══ Listed entries ══
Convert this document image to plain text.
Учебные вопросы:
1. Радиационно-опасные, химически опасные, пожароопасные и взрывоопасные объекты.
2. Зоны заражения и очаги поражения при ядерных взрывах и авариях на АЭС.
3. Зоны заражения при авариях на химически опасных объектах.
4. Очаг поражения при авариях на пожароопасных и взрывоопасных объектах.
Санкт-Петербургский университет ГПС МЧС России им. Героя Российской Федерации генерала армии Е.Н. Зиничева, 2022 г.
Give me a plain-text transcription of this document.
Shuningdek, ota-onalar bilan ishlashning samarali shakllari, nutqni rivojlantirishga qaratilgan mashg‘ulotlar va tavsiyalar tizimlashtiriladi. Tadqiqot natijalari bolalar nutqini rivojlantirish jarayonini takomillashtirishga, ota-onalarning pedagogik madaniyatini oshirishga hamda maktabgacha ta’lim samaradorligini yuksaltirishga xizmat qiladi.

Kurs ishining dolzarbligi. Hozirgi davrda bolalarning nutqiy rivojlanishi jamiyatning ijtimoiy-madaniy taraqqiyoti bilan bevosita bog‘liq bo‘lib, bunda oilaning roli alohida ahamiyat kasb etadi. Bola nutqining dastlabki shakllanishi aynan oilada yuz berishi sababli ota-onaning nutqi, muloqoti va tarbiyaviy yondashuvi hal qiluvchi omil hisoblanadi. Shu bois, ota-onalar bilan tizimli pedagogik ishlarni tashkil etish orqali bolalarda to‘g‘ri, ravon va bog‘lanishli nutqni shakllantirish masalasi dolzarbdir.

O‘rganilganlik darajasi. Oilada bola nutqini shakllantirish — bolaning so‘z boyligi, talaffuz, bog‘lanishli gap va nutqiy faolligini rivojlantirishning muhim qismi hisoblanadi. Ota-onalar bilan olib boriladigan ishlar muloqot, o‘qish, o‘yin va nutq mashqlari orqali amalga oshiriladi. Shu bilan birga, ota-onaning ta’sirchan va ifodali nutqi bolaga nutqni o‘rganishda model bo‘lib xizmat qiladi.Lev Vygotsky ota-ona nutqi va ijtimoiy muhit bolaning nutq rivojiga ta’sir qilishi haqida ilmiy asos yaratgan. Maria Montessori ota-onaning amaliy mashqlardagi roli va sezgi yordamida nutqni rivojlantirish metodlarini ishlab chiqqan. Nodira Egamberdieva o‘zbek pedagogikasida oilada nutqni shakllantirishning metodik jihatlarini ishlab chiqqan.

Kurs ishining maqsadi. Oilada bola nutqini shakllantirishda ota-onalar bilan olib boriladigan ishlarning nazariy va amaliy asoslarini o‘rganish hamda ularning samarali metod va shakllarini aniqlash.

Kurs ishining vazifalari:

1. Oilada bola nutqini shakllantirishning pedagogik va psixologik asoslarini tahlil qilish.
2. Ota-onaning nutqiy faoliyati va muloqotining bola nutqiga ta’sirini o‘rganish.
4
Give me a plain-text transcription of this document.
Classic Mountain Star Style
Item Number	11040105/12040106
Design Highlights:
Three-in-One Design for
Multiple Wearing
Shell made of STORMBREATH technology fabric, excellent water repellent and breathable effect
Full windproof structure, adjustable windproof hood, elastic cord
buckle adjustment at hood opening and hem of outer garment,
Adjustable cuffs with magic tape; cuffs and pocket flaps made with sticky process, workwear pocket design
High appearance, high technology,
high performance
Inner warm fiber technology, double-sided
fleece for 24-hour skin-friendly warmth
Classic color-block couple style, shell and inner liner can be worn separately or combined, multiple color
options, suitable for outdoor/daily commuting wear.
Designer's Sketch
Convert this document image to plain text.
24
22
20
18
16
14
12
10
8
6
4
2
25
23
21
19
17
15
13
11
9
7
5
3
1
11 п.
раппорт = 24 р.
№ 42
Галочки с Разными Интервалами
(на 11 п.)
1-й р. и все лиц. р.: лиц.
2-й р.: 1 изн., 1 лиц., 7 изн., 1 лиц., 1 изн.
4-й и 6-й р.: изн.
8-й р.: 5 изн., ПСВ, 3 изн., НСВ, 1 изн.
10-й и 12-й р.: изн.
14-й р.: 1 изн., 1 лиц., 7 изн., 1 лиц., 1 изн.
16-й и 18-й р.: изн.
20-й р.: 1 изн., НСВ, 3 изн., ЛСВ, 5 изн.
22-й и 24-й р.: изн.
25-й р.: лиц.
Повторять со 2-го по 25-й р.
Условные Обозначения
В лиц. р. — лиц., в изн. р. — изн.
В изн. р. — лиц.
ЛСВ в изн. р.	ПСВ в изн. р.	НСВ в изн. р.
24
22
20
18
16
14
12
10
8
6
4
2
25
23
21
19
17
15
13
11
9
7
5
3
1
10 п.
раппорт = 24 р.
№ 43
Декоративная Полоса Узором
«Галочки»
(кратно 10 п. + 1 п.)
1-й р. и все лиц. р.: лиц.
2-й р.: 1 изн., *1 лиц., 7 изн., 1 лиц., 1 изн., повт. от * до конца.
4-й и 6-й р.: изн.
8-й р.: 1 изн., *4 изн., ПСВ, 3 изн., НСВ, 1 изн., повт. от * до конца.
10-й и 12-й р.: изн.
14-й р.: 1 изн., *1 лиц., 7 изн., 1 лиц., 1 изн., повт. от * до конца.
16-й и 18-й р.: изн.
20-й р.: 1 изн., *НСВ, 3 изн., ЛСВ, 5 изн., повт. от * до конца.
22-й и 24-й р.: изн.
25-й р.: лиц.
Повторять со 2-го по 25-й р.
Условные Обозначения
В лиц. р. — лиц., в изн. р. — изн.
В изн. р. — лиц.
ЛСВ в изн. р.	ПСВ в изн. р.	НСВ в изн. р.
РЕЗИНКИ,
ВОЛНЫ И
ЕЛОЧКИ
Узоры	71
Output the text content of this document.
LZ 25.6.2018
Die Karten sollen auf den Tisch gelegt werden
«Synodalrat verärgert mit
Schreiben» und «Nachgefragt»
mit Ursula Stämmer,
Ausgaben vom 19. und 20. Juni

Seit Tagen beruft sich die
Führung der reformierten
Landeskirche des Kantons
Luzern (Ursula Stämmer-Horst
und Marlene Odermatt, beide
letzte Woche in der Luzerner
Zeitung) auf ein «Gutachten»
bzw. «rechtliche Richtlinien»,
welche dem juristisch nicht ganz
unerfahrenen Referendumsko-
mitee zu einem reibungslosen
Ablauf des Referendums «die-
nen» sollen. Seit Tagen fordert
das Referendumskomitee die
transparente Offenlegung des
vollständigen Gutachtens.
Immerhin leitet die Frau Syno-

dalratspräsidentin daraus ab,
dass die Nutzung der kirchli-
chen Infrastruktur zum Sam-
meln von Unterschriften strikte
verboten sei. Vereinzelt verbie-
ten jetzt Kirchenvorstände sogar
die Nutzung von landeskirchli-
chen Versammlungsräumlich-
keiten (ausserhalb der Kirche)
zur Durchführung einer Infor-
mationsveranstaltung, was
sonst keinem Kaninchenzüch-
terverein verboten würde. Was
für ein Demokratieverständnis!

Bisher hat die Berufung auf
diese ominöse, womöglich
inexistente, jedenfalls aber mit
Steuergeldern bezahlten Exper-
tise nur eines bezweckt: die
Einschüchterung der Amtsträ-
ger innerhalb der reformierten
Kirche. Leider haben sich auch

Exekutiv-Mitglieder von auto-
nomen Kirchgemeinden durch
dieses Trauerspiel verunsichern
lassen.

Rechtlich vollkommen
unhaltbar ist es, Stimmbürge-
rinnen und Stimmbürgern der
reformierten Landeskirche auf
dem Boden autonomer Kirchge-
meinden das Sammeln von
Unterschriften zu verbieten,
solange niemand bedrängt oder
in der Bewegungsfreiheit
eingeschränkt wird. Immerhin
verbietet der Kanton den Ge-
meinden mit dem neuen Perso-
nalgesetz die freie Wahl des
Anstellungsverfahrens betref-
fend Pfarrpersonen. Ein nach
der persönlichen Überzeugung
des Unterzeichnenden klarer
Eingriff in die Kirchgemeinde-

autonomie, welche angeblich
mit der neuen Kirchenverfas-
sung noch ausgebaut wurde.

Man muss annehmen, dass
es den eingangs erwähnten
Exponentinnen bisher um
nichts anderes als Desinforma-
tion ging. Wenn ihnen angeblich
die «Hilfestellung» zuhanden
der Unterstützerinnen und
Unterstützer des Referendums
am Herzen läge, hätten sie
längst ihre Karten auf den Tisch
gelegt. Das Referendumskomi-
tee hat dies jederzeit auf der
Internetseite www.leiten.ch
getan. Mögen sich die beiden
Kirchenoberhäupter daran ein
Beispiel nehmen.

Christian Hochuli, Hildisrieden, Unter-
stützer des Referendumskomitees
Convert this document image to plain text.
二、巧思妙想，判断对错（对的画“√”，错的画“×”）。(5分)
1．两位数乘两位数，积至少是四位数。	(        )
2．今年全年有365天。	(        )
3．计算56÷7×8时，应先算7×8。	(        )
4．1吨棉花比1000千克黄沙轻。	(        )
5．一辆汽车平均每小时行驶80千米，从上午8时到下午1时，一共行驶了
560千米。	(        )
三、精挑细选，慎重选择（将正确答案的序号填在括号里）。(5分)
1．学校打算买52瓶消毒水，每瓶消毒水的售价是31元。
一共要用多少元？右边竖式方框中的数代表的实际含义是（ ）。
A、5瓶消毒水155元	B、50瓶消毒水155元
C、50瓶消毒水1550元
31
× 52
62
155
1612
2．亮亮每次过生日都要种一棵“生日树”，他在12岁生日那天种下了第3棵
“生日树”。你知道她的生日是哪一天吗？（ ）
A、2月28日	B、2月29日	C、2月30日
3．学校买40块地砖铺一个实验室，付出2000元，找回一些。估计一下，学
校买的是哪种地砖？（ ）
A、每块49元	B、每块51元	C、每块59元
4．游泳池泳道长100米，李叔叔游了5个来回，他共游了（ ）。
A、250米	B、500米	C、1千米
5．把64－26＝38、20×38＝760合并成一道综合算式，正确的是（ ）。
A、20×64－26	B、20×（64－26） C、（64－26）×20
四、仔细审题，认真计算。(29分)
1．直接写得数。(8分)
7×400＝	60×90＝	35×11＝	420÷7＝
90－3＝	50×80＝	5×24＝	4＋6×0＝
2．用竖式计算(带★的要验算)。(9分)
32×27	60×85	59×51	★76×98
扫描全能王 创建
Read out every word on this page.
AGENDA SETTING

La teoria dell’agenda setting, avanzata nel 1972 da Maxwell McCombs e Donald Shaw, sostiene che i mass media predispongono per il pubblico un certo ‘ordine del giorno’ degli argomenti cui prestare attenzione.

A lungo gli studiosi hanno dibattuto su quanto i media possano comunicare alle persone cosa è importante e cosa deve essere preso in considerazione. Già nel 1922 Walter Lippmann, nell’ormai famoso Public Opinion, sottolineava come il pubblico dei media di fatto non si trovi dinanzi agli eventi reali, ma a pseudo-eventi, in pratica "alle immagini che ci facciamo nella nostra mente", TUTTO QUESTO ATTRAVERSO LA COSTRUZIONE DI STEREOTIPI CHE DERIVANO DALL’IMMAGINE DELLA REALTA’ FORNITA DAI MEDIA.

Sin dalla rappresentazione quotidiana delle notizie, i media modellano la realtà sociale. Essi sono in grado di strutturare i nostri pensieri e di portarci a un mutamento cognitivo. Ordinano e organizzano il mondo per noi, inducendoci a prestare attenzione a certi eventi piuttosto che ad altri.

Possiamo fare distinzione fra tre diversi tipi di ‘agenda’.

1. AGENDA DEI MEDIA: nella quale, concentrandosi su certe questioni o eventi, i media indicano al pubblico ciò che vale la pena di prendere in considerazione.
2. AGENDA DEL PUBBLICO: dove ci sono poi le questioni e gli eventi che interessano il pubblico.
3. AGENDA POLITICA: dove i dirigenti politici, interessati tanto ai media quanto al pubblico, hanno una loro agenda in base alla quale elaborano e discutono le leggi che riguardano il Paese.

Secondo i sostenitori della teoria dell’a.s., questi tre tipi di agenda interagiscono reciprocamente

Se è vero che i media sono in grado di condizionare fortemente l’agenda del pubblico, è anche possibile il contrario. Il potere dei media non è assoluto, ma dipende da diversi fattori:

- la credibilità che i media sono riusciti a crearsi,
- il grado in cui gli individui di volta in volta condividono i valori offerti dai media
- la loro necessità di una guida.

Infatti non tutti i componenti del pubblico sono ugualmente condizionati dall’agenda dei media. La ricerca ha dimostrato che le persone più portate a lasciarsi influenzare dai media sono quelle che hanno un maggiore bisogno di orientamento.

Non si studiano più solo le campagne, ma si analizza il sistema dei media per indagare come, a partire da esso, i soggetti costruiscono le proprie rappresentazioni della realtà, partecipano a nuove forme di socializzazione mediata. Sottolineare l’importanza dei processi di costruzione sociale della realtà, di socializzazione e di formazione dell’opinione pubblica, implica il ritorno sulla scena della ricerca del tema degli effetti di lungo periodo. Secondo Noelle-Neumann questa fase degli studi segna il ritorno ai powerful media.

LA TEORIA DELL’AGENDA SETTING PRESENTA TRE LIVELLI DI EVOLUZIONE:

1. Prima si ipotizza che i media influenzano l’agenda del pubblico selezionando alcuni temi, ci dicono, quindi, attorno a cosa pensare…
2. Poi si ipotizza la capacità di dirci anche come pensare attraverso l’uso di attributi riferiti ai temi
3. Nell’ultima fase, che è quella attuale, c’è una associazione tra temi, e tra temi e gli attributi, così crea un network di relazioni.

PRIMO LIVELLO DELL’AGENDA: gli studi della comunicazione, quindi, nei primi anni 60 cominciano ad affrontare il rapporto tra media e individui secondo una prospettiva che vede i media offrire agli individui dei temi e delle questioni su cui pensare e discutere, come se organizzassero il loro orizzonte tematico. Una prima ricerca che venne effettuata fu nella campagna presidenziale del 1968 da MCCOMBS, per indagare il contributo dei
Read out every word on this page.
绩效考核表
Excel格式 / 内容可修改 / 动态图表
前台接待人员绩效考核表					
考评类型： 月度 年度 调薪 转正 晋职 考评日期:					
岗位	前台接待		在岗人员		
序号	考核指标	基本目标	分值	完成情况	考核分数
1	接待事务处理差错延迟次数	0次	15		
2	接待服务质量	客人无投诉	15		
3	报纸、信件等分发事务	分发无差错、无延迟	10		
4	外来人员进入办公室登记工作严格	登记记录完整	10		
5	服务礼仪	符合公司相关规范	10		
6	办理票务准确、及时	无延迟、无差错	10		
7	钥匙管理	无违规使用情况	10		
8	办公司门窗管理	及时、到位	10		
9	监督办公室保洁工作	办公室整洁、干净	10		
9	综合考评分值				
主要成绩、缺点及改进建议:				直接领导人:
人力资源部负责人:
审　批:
═══
:: What you will do ::
Go through the data and gather every line that holds "diversi".

:: Answer ::
Possiamo fare distinzione fra tre diversi tipi di ‘agenda’.
Se è vero che i media sono in grado di condizionare fortemente l’agenda del pubblico, è anche possibile il contrario. Il potere dei media non è assoluto, ma dipende da diversi fattori:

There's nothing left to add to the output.